EXERCISE DETAILS => Repeat the records in full and exactly, omitting pictures.
━━━━━ DATA TO PROCESS
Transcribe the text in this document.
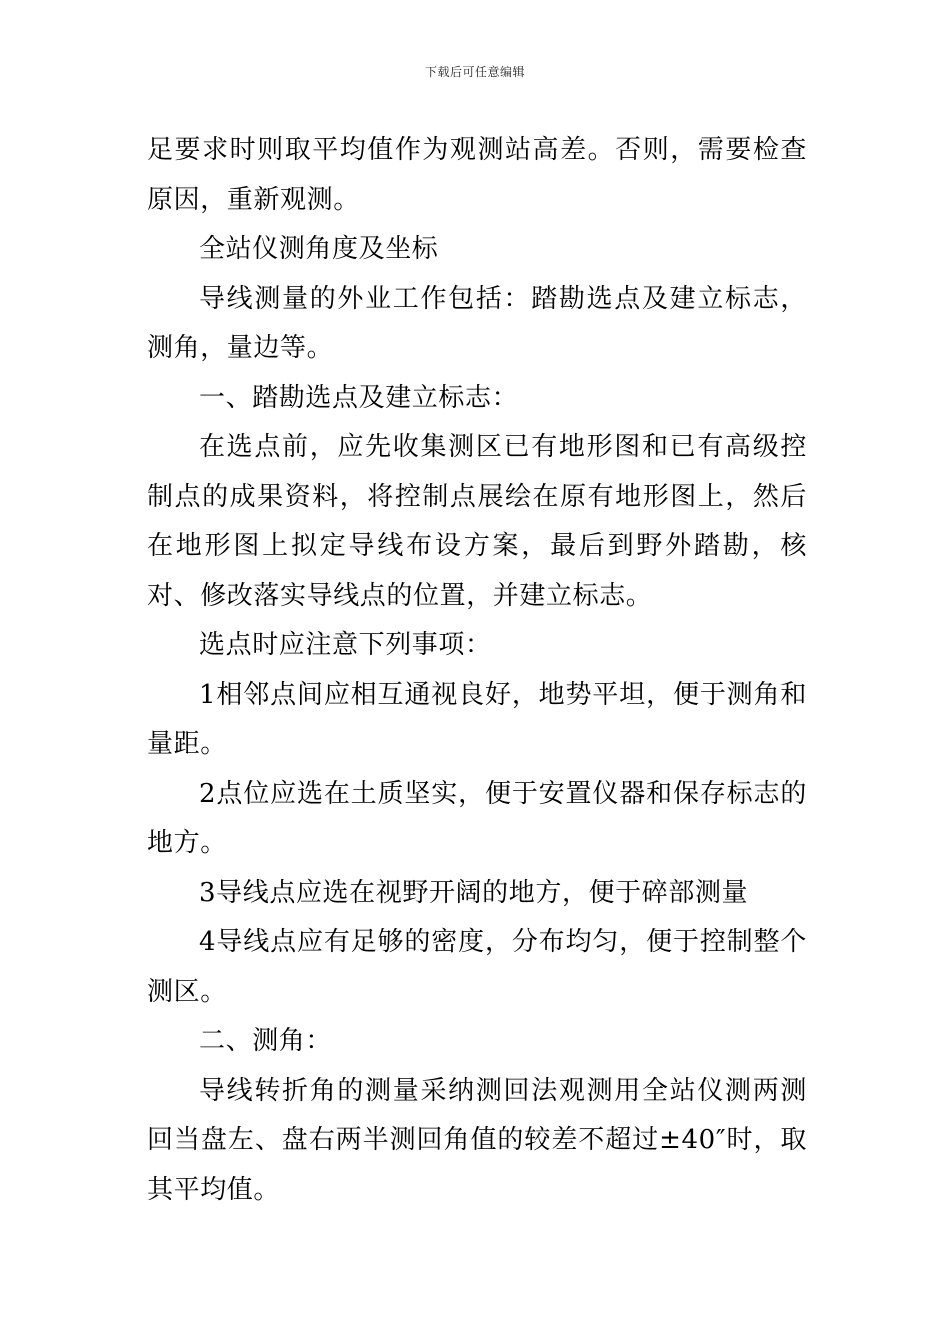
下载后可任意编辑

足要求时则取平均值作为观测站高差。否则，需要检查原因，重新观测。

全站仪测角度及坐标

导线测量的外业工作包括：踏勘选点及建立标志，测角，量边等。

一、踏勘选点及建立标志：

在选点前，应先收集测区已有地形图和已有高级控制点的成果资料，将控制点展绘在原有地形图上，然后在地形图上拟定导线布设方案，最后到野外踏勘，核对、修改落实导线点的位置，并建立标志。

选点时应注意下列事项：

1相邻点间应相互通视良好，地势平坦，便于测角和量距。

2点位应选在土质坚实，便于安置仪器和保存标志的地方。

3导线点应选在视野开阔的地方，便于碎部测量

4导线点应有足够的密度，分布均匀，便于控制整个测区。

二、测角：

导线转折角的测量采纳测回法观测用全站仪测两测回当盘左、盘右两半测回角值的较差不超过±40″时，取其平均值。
━━━━━━━━━━
RESULT OF THIS EXERCISE =>
Transcribe the text in this document.
下载后可任意编辑

足要求时则取平均值作为观测站高差。否则，需要检查原因，重新观测。

全站仪测角度及坐标

导线测量的外业工作包括：踏勘选点及建立标志，测角，量边等。

一、踏勘选点及建立标志：

在选点前，应先收集测区已有地形图和已有高级控制点的成果资料，将控制点展绘在原有地形图上，然后在地形图上拟定导线布设方案，最后到野外踏勘，核对、修改落实导线点的位置，并建立标志。

选点时应注意下列事项：

1相邻点间应相互通视良好，地势平坦，便于测角和量距。

2点位应选在土质坚实，便于安置仪器和保存标志的地方。

3导线点应选在视野开阔的地方，便于碎部测量

4导线点应有足够的密度，分布均匀，便于控制整个测区。

二、测角：

导线转折角的测量采纳测回法观测用全站仪测两测回当盘左、盘右两半测回角值的较差不超过±40″时，取其平均值。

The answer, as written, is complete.